* _DATA RECORDS_:

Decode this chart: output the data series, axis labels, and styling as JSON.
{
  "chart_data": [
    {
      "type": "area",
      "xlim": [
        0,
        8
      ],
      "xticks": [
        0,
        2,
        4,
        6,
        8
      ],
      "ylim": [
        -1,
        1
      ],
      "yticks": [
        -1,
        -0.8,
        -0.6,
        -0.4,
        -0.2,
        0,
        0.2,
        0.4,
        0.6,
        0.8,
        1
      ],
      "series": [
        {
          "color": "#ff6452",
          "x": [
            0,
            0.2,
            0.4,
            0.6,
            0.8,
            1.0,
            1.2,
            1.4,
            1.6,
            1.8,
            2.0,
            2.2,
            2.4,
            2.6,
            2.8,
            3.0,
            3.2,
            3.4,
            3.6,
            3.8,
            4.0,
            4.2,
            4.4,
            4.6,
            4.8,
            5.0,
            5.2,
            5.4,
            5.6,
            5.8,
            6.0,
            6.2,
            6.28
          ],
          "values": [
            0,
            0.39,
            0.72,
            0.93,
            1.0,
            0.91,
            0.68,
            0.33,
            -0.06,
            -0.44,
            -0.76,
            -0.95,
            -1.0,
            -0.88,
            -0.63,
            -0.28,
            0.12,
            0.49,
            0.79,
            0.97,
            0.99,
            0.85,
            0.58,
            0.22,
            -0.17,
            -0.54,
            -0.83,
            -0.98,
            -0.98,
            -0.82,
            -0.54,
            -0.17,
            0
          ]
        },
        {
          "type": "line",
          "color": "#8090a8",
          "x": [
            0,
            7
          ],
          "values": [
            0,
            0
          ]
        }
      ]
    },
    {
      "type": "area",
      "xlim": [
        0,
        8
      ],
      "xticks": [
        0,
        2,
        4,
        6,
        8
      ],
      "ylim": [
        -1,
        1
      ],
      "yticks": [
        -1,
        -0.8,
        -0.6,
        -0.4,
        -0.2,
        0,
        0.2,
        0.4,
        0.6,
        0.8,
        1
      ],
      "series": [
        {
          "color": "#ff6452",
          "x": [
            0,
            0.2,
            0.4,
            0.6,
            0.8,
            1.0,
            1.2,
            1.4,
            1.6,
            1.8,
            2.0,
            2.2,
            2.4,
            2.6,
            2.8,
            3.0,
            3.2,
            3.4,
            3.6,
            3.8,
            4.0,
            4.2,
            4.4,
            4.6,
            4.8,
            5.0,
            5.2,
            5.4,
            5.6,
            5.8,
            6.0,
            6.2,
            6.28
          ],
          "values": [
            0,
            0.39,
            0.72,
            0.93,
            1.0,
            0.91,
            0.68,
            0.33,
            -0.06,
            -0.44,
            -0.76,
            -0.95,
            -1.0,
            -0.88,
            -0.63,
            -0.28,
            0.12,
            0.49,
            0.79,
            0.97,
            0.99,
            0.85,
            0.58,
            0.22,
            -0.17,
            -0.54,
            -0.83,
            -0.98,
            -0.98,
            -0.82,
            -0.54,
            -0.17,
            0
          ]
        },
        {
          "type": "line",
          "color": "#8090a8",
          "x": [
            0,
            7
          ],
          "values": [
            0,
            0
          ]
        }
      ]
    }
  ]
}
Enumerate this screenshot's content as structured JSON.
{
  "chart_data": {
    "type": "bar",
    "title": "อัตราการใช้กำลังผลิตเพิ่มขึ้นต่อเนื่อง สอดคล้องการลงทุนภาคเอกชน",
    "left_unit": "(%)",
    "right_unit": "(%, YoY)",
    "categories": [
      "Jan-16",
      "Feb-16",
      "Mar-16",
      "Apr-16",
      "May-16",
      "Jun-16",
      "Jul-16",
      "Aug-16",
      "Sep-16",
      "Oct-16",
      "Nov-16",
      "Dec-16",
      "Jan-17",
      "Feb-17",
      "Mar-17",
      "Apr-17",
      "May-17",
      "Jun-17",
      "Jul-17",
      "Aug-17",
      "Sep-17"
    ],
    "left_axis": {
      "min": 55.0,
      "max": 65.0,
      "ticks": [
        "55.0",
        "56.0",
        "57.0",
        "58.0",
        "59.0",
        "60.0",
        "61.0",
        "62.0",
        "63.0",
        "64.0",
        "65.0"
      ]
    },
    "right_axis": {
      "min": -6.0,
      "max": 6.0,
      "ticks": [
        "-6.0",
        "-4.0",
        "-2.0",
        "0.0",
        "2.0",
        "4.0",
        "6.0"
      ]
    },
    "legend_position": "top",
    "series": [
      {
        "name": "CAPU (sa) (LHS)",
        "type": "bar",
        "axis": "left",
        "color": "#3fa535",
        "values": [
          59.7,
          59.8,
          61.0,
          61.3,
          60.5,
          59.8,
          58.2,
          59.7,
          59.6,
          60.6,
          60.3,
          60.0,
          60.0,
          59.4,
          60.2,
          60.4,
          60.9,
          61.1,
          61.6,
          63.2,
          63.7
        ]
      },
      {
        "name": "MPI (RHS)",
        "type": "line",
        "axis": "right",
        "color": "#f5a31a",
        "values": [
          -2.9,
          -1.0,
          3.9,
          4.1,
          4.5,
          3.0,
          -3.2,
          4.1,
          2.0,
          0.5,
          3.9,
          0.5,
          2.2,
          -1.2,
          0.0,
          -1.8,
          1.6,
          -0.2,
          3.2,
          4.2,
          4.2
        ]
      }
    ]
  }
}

* _PROBLEM TO WORK ON_:
Copy out the whole listing exactly as written.

* _RESULT_:
Decode this chart: output the data series, axis labels, and styling as JSON.
{
  "chart_data": [
    {
      "type": "area",
      "xlim": [
        0,
        8
      ],
      "xticks": [
        0,
        2,
        4,
        6,
        8
      ],
      "ylim": [
        -1,
        1
      ],
      "yticks": [
        -1,
        -0.8,
        -0.6,
        -0.4,
        -0.2,
        0,
        0.2,
        0.4,
        0.6,
        0.8,
        1
      ],
      "series": [
        {
          "color": "#ff6452",
          "x": [
            0,
            0.2,
            0.4,
            0.6,
            0.8,
            1.0,
            1.2,
            1.4,
            1.6,
            1.8,
            2.0,
            2.2,
            2.4,
            2.6,
            2.8,
            3.0,
            3.2,
            3.4,
            3.6,
            3.8,
            4.0,
            4.2,
            4.4,
            4.6,
            4.8,
            5.0,
            5.2,
            5.4,
            5.6,
            5.8,
            6.0,
            6.2,
            6.28
          ],
          "values": [
            0,
            0.39,
            0.72,
            0.93,
            1.0,
            0.91,
            0.68,
            0.33,
            -0.06,
            -0.44,
            -0.76,
            -0.95,
            -1.0,
            -0.88,
            -0.63,
            -0.28,
            0.12,
            0.49,
            0.79,
            0.97,
            0.99,
            0.85,
            0.58,
            0.22,
            -0.17,
            -0.54,
            -0.83,
            -0.98,
            -0.98,
            -0.82,
            -0.54,
            -0.17,
            0
          ]
        },
        {
          "type": "line",
          "color": "#8090a8",
          "x": [
            0,
            7
          ],
          "values": [
            0,
            0
          ]
        }
      ]
    },
    {
      "type": "area",
      "xlim": [
        0,
        8
      ],
      "xticks": [
        0,
        2,
        4,
        6,
        8
      ],
      "ylim": [
        -1,
        1
      ],
      "yticks": [
        -1,
        -0.8,
        -0.6,
        -0.4,
        -0.2,
        0,
        0.2,
        0.4,
        0.6,
        0.8,
        1
      ],
      "series": [
        {
          "color": "#ff6452",
          "x": [
            0,
            0.2,
            0.4,
            0.6,
            0.8,
            1.0,
            1.2,
            1.4,
            1.6,
            1.8,
            2.0,
            2.2,
            2.4,
            2.6,
            2.8,
            3.0,
            3.2,
            3.4,
            3.6,
            3.8,
            4.0,
            4.2,
            4.4,
            4.6,
            4.8,
            5.0,
            5.2,
            5.4,
            5.6,
            5.8,
            6.0,
            6.2,
            6.28
          ],
          "values": [
            0,
            0.39,
            0.72,
            0.93,
            1.0,
            0.91,
            0.68,
            0.33,
            -0.06,
            -0.44,
            -0.76,
            -0.95,
            -1.0,
            -0.88,
            -0.63,
            -0.28,
            0.12,
            0.49,
            0.79,
            0.97,
            0.99,
            0.85,
            0.58,
            0.22,
            -0.17,
            -0.54,
            -0.83,
            -0.98,
            -0.98,
            -0.82,
            -0.54,
            -0.17,
            0
          ]
        },
        {
          "type": "line",
          "color": "#8090a8",
          "x": [
            0,
            7
          ],
          "values": [
            0,
            0
          ]
        }
      ]
    }
  ]
}
Enumerate this screenshot's content as structured JSON.
{
  "chart_data": {
    "type": "bar",
    "title": "อัตราการใช้กำลังผลิตเพิ่มขึ้นต่อเนื่อง สอดคล้องการลงทุนภาคเอกชน",
    "left_unit": "(%)",
    "right_unit": "(%, YoY)",
    "categories": [
      "Jan-16",
      "Feb-16",
      "Mar-16",
      "Apr-16",
      "May-16",
      "Jun-16",
      "Jul-16",
      "Aug-16",
      "Sep-16",
      "Oct-16",
      "Nov-16",
      "Dec-16",
      "Jan-17",
      "Feb-17",
      "Mar-17",
      "Apr-17",
      "May-17",
      "Jun-17",
      "Jul-17",
      "Aug-17",
      "Sep-17"
    ],
    "left_axis": {
      "min": 55.0,
      "max": 65.0,
      "ticks": [
        "55.0",
        "56.0",
        "57.0",
        "58.0",
        "59.0",
        "60.0",
        "61.0",
        "62.0",
        "63.0",
        "64.0",
        "65.0"
      ]
    },
    "right_axis": {
      "min": -6.0,
      "max": 6.0,
      "ticks": [
        "-6.0",
        "-4.0",
        "-2.0",
        "0.0",
        "2.0",
        "4.0",
        "6.0"
      ]
    },
    "legend_position": "top",
    "series": [
      {
        "name": "CAPU (sa) (LHS)",
        "type": "bar",
        "axis": "left",
        "color": "#3fa535",
        "values": [
          59.7,
          59.8,
          61.0,
          61.3,
          60.5,
          59.8,
          58.2,
          59.7,
          59.6,
          60.6,
          60.3,
          60.0,
          60.0,
          59.4,
          60.2,
          60.4,
          60.9,
          61.1,
          61.6,
          63.2,
          63.7
        ]
      },
      {
        "name": "MPI (RHS)",
        "type": "line",
        "axis": "right",
        "color": "#f5a31a",
        "values": [
          -2.9,
          -1.0,
          3.9,
          4.1,
          4.5,
          3.0,
          -3.2,
          4.1,
          2.0,
          0.5,
          3.9,
          0.5,
          2.2,
          -1.2,
          0.0,
          -1.8,
          1.6,
          -0.2,
          3.2,
          4.2,
          4.2
        ]
      }
    ]
  }
}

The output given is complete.